- What to do: Each line that holds the word "specific" counts once; report the total and nothing else.

## begin Information provided

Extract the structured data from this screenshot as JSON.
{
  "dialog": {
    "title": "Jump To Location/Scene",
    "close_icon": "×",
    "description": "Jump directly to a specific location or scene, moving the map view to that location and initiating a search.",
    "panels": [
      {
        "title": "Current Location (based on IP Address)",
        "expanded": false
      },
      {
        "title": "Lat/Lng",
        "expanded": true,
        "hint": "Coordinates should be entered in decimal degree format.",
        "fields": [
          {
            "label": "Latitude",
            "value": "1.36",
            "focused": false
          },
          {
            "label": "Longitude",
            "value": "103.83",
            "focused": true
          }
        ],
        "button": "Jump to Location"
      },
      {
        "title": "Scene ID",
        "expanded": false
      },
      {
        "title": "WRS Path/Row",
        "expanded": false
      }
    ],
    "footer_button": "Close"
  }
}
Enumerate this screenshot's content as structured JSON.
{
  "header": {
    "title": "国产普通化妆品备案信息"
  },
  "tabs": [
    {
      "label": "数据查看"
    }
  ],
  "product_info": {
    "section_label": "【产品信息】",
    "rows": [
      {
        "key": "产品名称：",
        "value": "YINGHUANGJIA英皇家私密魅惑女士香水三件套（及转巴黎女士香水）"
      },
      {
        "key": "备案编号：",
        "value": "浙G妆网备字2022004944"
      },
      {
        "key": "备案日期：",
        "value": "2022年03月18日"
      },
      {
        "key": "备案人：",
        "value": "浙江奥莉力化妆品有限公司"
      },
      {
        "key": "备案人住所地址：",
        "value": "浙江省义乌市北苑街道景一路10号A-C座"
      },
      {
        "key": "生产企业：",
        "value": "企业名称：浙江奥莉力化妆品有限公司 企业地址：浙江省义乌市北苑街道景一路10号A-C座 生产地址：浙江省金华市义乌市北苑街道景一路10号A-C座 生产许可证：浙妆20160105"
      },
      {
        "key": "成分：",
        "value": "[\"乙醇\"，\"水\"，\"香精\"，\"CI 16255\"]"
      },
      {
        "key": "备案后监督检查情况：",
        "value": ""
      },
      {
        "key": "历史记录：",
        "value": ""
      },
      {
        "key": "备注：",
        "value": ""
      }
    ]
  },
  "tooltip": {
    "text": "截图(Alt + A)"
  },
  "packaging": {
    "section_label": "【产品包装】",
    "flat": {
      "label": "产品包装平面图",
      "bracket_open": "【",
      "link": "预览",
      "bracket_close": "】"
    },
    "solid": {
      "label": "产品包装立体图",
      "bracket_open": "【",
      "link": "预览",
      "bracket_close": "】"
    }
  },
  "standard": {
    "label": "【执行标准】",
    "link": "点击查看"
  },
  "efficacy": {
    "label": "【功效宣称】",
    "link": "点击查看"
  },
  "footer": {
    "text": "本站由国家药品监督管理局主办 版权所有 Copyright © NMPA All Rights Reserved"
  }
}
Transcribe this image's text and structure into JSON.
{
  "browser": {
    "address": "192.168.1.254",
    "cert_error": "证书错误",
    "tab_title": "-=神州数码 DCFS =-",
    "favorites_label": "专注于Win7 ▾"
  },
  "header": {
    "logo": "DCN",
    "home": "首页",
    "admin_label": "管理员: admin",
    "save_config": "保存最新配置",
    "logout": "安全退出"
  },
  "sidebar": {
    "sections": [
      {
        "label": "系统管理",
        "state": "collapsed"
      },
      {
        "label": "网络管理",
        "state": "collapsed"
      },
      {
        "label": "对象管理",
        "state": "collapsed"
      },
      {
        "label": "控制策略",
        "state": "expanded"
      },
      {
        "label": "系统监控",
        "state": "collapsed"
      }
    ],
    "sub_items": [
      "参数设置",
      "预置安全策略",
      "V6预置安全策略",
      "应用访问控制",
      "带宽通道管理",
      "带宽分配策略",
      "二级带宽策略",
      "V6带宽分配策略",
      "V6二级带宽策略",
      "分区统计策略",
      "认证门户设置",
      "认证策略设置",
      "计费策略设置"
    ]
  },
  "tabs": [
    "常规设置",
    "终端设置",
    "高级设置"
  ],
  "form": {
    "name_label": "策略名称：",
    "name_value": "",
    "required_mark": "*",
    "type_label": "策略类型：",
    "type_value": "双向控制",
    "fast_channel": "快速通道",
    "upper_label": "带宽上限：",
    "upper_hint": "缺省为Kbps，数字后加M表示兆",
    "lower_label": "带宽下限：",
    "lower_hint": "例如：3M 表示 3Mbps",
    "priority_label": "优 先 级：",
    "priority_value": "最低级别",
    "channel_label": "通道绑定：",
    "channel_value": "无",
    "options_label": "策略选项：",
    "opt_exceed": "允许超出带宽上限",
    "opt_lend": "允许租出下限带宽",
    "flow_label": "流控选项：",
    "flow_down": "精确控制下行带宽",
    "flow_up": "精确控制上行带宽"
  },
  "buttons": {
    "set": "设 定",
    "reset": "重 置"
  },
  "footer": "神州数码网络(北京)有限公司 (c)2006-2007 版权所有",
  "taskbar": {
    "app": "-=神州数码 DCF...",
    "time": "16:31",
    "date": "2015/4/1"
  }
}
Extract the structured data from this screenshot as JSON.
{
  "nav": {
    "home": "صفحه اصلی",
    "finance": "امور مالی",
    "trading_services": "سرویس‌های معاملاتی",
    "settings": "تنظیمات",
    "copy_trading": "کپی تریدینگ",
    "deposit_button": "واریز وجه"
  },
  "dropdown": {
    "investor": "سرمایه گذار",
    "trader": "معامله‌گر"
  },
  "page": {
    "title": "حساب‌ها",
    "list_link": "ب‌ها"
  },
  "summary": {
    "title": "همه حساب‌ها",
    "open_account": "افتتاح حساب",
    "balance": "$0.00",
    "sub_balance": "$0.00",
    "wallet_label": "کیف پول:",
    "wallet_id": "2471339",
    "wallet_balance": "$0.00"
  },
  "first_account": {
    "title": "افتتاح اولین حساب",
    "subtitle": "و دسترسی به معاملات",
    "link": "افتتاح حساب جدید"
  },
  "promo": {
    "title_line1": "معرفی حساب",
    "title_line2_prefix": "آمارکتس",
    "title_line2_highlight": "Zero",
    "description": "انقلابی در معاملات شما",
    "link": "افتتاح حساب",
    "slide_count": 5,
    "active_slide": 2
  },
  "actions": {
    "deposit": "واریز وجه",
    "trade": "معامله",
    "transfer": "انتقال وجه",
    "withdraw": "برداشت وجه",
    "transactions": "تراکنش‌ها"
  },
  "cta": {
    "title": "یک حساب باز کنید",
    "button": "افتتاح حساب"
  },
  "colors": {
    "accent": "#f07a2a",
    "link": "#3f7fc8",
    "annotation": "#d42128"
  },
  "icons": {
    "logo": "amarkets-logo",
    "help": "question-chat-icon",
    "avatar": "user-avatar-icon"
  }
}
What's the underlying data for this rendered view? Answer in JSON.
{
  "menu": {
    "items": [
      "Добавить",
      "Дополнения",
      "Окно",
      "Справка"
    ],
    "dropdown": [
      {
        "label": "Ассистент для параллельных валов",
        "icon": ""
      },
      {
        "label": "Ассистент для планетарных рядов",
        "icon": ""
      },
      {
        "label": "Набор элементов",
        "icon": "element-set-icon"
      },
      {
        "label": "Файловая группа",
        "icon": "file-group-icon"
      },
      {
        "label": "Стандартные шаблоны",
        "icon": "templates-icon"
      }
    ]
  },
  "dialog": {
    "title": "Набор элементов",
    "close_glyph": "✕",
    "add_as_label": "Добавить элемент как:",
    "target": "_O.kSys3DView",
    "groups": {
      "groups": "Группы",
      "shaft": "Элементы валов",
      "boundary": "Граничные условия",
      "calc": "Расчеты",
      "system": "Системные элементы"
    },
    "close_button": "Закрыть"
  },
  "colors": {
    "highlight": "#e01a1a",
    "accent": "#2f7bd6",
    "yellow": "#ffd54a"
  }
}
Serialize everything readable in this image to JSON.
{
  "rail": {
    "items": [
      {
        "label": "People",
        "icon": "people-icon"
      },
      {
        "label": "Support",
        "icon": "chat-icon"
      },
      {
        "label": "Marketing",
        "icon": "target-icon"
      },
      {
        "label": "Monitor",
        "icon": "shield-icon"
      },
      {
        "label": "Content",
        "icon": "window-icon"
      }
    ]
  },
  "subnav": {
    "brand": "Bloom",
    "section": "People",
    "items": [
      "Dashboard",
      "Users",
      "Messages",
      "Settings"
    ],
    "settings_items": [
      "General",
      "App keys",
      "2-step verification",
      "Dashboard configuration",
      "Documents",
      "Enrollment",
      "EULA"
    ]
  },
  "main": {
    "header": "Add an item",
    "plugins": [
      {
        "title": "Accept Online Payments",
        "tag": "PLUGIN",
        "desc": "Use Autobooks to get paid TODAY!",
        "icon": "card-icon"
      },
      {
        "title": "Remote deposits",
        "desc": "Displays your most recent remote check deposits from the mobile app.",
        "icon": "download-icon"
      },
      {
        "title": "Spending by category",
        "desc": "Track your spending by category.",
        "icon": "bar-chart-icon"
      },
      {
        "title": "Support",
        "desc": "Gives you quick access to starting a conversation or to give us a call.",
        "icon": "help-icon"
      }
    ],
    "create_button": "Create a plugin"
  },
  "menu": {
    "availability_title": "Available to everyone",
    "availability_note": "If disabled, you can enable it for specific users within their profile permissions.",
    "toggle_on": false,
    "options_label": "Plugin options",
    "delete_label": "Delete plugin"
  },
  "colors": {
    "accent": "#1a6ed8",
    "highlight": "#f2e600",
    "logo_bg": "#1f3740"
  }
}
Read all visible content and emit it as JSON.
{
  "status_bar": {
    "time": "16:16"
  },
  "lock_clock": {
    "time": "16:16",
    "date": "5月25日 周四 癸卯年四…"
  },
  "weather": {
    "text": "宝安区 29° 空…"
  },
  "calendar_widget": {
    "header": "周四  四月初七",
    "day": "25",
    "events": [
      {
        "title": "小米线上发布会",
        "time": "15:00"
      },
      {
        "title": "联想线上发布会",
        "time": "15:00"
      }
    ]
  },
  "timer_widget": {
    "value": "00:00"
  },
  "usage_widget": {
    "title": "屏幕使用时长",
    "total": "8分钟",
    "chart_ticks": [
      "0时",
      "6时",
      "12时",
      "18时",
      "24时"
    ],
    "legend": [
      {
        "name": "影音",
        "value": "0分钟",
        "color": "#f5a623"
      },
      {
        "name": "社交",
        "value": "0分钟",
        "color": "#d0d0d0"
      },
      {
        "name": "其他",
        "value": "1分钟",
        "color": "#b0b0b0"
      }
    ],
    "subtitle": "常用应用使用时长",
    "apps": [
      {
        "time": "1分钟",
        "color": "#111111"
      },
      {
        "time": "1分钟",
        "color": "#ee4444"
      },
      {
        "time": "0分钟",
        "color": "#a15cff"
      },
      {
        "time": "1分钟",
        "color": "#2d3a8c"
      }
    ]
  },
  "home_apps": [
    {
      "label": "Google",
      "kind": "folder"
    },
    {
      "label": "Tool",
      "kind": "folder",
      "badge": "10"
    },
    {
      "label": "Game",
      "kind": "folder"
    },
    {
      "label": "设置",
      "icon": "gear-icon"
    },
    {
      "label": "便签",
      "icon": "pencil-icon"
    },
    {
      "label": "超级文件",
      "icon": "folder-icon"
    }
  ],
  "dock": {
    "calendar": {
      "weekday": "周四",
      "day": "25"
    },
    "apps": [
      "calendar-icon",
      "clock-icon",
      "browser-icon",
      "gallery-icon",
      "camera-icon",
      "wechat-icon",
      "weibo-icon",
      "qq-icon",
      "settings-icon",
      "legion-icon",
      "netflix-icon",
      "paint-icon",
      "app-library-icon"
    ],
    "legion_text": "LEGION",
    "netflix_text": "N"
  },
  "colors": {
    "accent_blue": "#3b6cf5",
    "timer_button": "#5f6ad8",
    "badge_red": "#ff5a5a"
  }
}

## end Information provided

- Final result: 2